• [Exercise] What follows is a block of records; reproduce all of it verbatim.

• [Recorded data]
%%

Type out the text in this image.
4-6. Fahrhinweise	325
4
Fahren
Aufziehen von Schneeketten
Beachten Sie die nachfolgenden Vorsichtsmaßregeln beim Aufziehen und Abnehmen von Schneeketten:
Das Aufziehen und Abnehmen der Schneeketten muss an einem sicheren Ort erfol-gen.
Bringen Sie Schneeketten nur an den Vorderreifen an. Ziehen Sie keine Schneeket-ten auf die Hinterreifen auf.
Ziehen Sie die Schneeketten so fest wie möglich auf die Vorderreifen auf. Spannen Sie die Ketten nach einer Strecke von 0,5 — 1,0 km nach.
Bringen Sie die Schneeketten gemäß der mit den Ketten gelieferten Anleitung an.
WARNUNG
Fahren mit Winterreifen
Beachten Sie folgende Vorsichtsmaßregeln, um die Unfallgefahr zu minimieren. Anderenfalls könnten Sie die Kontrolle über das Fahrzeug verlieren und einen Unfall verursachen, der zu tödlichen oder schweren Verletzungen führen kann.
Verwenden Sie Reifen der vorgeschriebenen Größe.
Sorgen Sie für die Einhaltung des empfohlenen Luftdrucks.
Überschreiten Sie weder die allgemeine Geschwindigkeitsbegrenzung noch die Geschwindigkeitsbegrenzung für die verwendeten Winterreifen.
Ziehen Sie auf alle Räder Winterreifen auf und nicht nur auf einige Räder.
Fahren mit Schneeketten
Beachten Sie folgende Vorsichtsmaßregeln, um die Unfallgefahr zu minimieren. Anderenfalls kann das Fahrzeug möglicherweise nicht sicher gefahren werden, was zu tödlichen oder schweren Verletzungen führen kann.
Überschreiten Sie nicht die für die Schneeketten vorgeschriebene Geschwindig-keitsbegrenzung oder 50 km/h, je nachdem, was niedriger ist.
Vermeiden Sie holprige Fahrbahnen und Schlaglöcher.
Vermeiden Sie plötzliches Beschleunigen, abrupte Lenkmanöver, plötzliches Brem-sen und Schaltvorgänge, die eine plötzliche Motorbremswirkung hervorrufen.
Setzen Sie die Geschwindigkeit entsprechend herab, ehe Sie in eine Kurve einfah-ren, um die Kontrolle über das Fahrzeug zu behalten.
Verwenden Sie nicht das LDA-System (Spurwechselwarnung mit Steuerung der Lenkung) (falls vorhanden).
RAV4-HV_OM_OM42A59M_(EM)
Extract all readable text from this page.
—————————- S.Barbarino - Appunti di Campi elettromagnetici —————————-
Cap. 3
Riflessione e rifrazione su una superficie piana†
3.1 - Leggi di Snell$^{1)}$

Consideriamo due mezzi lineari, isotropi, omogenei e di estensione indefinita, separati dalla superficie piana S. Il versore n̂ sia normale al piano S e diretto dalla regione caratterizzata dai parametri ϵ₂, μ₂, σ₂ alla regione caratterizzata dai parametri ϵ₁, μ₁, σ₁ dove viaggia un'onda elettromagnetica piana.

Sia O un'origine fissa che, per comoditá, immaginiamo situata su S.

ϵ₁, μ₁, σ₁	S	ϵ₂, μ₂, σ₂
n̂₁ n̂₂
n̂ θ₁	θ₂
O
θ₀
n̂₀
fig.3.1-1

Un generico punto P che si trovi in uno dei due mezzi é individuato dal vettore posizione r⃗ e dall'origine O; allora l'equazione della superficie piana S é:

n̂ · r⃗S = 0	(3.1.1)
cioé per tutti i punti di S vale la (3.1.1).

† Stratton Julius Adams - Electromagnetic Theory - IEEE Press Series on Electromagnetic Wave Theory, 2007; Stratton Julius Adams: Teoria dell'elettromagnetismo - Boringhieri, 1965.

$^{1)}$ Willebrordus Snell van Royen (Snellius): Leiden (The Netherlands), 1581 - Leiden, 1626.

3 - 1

%%

• [Task result]
Type out the text in this image.
4-6. Fahrhinweise	325
4
Fahren
Aufziehen von Schneeketten
Beachten Sie die nachfolgenden Vorsichtsmaßregeln beim Aufziehen und Abnehmen von Schneeketten:
Das Aufziehen und Abnehmen der Schneeketten muss an einem sicheren Ort erfol-gen.
Bringen Sie Schneeketten nur an den Vorderreifen an. Ziehen Sie keine Schneeket-ten auf die Hinterreifen auf.
Ziehen Sie die Schneeketten so fest wie möglich auf die Vorderreifen auf. Spannen Sie die Ketten nach einer Strecke von 0,5 — 1,0 km nach.
Bringen Sie die Schneeketten gemäß der mit den Ketten gelieferten Anleitung an.
WARNUNG
Fahren mit Winterreifen
Beachten Sie folgende Vorsichtsmaßregeln, um die Unfallgefahr zu minimieren. Anderenfalls könnten Sie die Kontrolle über das Fahrzeug verlieren und einen Unfall verursachen, der zu tödlichen oder schweren Verletzungen führen kann.
Verwenden Sie Reifen der vorgeschriebenen Größe.
Sorgen Sie für die Einhaltung des empfohlenen Luftdrucks.
Überschreiten Sie weder die allgemeine Geschwindigkeitsbegrenzung noch die Geschwindigkeitsbegrenzung für die verwendeten Winterreifen.
Ziehen Sie auf alle Räder Winterreifen auf und nicht nur auf einige Räder.
Fahren mit Schneeketten
Beachten Sie folgende Vorsichtsmaßregeln, um die Unfallgefahr zu minimieren. Anderenfalls kann das Fahrzeug möglicherweise nicht sicher gefahren werden, was zu tödlichen oder schweren Verletzungen führen kann.
Überschreiten Sie nicht die für die Schneeketten vorgeschriebene Geschwindig-keitsbegrenzung oder 50 km/h, je nachdem, was niedriger ist.
Vermeiden Sie holprige Fahrbahnen und Schlaglöcher.
Vermeiden Sie plötzliches Beschleunigen, abrupte Lenkmanöver, plötzliches Brem-sen und Schaltvorgänge, die eine plötzliche Motorbremswirkung hervorrufen.
Setzen Sie die Geschwindigkeit entsprechend herab, ehe Sie in eine Kurve einfah-ren, um die Kontrolle über das Fahrzeug zu behalten.
Verwenden Sie nicht das LDA-System (Spurwechselwarnung mit Steuerung der Lenkung) (falls vorhanden).
RAV4-HV_OM_OM42A59M_(EM)
Extract all readable text from this page.
—————————- S.Barbarino - Appunti di Campi elettromagnetici —————————-
Cap. 3
Riflessione e rifrazione su una superficie piana†
3.1 - Leggi di Snell$^{1)}$

Consideriamo due mezzi lineari, isotropi, omogenei e di estensione indefinita, separati dalla superficie piana S. Il versore n̂ sia normale al piano S e diretto dalla regione caratterizzata dai parametri ϵ₂, μ₂, σ₂ alla regione caratterizzata dai parametri ϵ₁, μ₁, σ₁ dove viaggia un'onda elettromagnetica piana.

Sia O un'origine fissa che, per comoditá, immaginiamo situata su S.

ϵ₁, μ₁, σ₁	S	ϵ₂, μ₂, σ₂
n̂₁ n̂₂
n̂ θ₁	θ₂
O
θ₀
n̂₀
fig.3.1-1

Un generico punto P che si trovi in uno dei due mezzi é individuato dal vettore posizione r⃗ e dall'origine O; allora l'equazione della superficie piana S é:

n̂ · r⃗S = 0	(3.1.1)
cioé per tutti i punti di S vale la (3.1.1).

† Stratton Julius Adams - Electromagnetic Theory - IEEE Press Series on Electromagnetic Wave Theory, 2007; Stratton Julius Adams: Teoria dell'elettromagnetismo - Boringhieri, 1965.

$^{1)}$ Willebrordus Snell van Royen (Snellius): Leiden (The Netherlands), 1581 - Leiden, 1626.

3 - 1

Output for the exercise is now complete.